(Excerpt from a dataset)
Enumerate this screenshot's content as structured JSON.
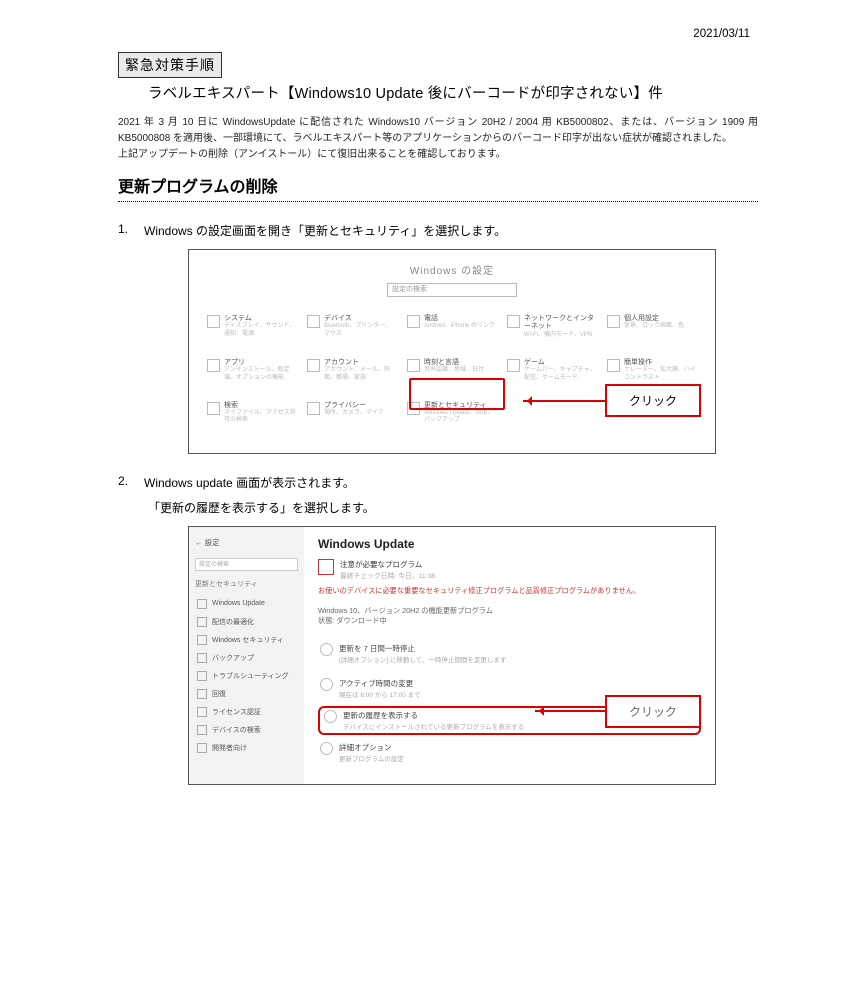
{
  "date": "2021/03/11",
  "badge": "緊急対策手順",
  "subtitle": "ラベルエキスパート【Windows10 Update 後にバーコードが印字されない】件",
  "intro_line1": "2021 年 3 月 10 日に WindowsUpdate に配信された Windows10 バージョン 20H2 / 2004 用 KB5000802、または、バージョン 1909 用 KB5000808 を適用後、一部環境にて、ラベルエキスパート等のアプリケーションからのバーコード印字が出ない症状が確認されました。",
  "intro_line2": "上記アップデートの削除（アンイストール）にて復旧出来ることを確認しております。",
  "section_heading": "更新プログラムの削除",
  "steps": {
    "s1_num": "1.",
    "s1_text": "Windows の設定画面を開き「更新とセキュリティ」を選択します。",
    "s2_num": "2.",
    "s2_text": "Windows update 画面が表示されます。",
    "s2_sub": "「更新の履歴を表示する」を選択します。"
  },
  "callout_click": "クリック",
  "settings": {
    "title": "Windows の設定",
    "search_placeholder": "設定の検索",
    "tiles": [
      {
        "l1": "システム",
        "l2": "ディスプレイ、サウンド、通知、電源"
      },
      {
        "l1": "デバイス",
        "l2": "Bluetooth、プリンター、マウス"
      },
      {
        "l1": "電話",
        "l2": "Android、iPhone のリンク"
      },
      {
        "l1": "ネットワークとインターネット",
        "l2": "Wi-Fi、機内モード、VPN"
      },
      {
        "l1": "個人用設定",
        "l2": "背景、ロック画面、色"
      },
      {
        "l1": "アプリ",
        "l2": "アンインストール、既定値、オプションの機能"
      },
      {
        "l1": "アカウント",
        "l2": "アカウント、メール、同期、職場、家族"
      },
      {
        "l1": "時刻と言語",
        "l2": "音声認識、地域、日付"
      },
      {
        "l1": "ゲーム",
        "l2": "ゲームバー、キャプチャ、配信、ゲームモード"
      },
      {
        "l1": "簡単操作",
        "l2": "ナレーター、拡大鏡、ハイコントラスト"
      },
      {
        "l1": "検索",
        "l2": "マイファイル、アクセス許可の検索"
      },
      {
        "l1": "プライバシー",
        "l2": "場所、カメラ、マイク"
      },
      {
        "l1": "更新とセキュリティ",
        "l2": "Windows Update、回復、バックアップ"
      }
    ]
  },
  "wu": {
    "back": "← 設定",
    "search": "設定の検索",
    "section_label": "更新とセキュリティ",
    "sidebar_items": [
      "Windows Update",
      "配信の最適化",
      "Windows セキュリティ",
      "バックアップ",
      "トラブルシューティング",
      "回復",
      "ライセンス認証",
      "デバイスの検索",
      "開発者向け"
    ],
    "page_title": "Windows Update",
    "attention_l1": "注意が必要なプログラム",
    "attention_l2": "最終チェック日時: 今日、11:38",
    "red_info": "お使いのデバイスに必要な重要なセキュリティ修正プログラムと品質修正プログラムがありません。",
    "sub_info1": "Windows 10、バージョン 20H2 の機能更新プログラム",
    "sub_info2": "状態: ダウンロード中",
    "opts": [
      {
        "l1": "更新を 7 日間一時停止",
        "l2": "[詳細オプション] に移動して、一時停止期間を変更します"
      },
      {
        "l1": "アクティブ時間の変更",
        "l2": "現在は 8:00 から 17:00 まで"
      },
      {
        "l1": "更新の履歴を表示する",
        "l2": "デバイスにインストールされている更新プログラムを表示する"
      },
      {
        "l1": "詳細オプション",
        "l2": "更新プログラムの設定"
      }
    ]
  }
}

EXERCISE REQUIREMENTS: Go through the entries above and copy every line containing "を選択します".

SOLUTION TO THIS PROBLEM:
    "s1_text": "Windows の設定画面を開き「更新とセキュリティ」を選択します。",
    "s2_sub": "「更新の履歴を表示する」を選択します。"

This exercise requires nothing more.